>> BEGIN

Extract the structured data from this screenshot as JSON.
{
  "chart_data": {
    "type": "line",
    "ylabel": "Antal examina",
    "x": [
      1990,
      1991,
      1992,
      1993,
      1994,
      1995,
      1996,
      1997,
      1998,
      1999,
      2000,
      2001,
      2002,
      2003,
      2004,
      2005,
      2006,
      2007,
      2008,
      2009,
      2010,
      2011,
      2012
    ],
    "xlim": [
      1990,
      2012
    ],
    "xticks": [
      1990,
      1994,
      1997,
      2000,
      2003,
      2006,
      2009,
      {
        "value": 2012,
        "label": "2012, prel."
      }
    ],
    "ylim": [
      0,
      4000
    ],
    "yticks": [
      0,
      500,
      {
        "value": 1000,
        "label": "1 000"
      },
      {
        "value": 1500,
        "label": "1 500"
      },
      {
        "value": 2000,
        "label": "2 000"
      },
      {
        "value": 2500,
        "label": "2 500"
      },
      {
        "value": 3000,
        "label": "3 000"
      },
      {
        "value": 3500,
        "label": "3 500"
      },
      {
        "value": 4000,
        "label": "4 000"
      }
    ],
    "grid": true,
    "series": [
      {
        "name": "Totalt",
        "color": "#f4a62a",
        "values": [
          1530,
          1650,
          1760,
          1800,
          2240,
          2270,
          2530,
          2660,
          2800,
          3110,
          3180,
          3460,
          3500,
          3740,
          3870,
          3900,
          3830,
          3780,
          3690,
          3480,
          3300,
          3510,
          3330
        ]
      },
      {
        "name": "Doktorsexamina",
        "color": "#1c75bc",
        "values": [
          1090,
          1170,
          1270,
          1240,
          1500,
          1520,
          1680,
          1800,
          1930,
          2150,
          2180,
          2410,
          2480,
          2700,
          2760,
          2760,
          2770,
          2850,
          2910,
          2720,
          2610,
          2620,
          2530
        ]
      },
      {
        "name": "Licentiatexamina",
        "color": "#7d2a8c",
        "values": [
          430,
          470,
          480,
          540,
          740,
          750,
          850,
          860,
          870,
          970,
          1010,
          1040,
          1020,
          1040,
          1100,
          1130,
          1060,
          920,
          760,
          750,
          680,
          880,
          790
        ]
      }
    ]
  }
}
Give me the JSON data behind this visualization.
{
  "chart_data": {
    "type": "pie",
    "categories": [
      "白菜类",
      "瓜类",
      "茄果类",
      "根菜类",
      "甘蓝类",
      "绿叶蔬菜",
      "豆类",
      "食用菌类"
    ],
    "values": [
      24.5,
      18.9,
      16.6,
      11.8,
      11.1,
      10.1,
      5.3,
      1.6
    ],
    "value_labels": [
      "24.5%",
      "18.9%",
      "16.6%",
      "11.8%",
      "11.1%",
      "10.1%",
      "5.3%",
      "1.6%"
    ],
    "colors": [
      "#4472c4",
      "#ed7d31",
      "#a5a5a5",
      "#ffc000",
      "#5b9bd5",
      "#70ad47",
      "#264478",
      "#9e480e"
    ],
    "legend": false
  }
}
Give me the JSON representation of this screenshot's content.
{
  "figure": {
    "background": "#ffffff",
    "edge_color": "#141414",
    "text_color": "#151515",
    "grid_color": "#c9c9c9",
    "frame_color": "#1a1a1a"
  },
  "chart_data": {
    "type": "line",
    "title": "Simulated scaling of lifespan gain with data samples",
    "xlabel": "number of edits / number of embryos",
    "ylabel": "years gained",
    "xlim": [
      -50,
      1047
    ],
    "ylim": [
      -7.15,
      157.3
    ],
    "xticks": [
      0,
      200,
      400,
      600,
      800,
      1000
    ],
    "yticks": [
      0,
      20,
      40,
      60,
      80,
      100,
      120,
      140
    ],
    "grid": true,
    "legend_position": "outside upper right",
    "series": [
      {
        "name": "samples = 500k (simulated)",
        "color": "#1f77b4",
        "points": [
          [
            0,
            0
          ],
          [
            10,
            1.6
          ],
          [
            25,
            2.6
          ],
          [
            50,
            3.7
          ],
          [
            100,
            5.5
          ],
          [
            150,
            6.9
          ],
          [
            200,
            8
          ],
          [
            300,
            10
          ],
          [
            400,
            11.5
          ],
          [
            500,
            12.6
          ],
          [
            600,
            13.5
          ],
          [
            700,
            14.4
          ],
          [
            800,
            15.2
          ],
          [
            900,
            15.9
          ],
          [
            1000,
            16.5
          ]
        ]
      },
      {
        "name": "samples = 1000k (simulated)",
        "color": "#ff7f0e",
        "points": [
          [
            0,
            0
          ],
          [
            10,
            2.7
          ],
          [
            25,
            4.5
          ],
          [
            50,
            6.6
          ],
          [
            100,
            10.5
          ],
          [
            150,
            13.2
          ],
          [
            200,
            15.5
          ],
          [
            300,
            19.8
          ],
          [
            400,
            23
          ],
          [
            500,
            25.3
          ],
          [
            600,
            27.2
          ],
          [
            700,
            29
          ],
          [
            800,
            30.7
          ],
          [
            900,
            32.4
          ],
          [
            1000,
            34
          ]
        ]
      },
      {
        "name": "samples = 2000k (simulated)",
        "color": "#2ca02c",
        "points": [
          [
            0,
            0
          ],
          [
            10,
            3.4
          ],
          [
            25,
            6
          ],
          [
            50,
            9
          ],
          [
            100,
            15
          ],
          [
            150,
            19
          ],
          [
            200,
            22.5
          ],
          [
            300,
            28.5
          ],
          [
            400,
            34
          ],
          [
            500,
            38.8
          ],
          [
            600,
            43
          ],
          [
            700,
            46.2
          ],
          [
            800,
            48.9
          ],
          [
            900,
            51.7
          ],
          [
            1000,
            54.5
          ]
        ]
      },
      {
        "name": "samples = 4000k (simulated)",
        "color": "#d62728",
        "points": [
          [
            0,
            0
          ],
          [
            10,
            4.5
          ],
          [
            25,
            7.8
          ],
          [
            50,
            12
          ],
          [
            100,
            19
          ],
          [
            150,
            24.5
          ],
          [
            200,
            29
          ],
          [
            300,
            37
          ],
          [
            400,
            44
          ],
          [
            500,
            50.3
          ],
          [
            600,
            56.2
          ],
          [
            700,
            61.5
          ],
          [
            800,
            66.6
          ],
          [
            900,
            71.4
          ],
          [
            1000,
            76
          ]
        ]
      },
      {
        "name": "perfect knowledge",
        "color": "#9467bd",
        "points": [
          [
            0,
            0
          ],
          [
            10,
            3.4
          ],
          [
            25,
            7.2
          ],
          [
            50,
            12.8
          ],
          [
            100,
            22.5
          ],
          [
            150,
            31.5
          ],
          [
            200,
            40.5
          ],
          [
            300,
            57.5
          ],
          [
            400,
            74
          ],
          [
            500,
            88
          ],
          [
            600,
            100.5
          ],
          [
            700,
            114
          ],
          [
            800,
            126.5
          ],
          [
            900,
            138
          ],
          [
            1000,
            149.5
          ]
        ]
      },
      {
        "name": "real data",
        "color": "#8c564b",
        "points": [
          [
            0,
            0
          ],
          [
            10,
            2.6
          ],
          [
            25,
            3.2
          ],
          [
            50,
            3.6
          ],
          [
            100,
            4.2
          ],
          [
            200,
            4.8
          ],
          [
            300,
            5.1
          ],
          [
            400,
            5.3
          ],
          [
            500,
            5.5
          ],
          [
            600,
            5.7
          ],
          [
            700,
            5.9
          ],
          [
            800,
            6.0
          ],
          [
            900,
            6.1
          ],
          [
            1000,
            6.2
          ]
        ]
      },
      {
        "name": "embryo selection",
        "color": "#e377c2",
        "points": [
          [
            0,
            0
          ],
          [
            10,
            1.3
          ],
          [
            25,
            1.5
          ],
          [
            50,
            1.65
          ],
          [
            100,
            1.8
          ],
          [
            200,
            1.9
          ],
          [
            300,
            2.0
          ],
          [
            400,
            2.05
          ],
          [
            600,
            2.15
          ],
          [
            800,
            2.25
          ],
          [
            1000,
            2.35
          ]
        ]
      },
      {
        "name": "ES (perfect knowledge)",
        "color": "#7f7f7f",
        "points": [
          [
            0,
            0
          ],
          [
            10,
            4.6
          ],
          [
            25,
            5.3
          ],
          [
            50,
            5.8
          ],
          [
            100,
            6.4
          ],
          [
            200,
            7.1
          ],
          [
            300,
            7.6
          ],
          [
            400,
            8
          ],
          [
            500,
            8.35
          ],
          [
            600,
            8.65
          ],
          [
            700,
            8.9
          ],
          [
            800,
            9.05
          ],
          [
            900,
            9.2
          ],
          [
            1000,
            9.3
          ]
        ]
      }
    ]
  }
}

>> END

Set exercise — Locate the lines above that contain "perfect" and copy them.

In response —
        "name": "perfect knowledge",
        "name": "ES (perfect knowledge)",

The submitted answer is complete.